# WHAT TO DO
Can you transcribe every record below exactly as it appears?

# PROVIDED RECORDS
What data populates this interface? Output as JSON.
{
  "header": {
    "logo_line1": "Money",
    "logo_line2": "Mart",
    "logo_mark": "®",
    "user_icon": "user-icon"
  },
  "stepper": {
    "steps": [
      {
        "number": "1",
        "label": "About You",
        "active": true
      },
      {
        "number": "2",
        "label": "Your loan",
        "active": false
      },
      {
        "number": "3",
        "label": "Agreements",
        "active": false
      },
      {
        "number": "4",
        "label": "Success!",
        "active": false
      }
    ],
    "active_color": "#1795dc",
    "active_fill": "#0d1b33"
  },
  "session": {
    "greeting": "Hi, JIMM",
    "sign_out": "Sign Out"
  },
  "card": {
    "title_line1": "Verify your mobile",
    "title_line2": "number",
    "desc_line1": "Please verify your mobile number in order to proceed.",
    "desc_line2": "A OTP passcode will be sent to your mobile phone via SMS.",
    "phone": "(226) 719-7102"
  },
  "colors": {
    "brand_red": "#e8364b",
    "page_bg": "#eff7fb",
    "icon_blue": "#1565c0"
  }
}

# RESPONSE BELOW
What data populates this interface? Output as JSON.
{
  "header": {
    "logo_line1": "Money",
    "logo_line2": "Mart",
    "logo_mark": "®",
    "user_icon": "user-icon"
  },
  "stepper": {
    "steps": [
      {
        "number": "1",
        "label": "About You",
        "active": true
      },
      {
        "number": "2",
        "label": "Your loan",
        "active": false
      },
      {
        "number": "3",
        "label": "Agreements",
        "active": false
      },
      {
        "number": "4",
        "label": "Success!",
        "active": false
      }
    ],
    "active_color": "#1795dc",
    "active_fill": "#0d1b33"
  },
  "session": {
    "greeting": "Hi, JIMM",
    "sign_out": "Sign Out"
  },
  "card": {
    "title_line1": "Verify your mobile",
    "title_line2": "number",
    "desc_line1": "Please verify your mobile number in order to proceed.",
    "desc_line2": "A OTP passcode will be sent to your mobile phone via SMS.",
    "phone": "(226) 719-7102"
  },
  "colors": {
    "brand_red": "#e8364b",
    "page_bg": "#eff7fb",
    "icon_blue": "#1565c0"
  }
}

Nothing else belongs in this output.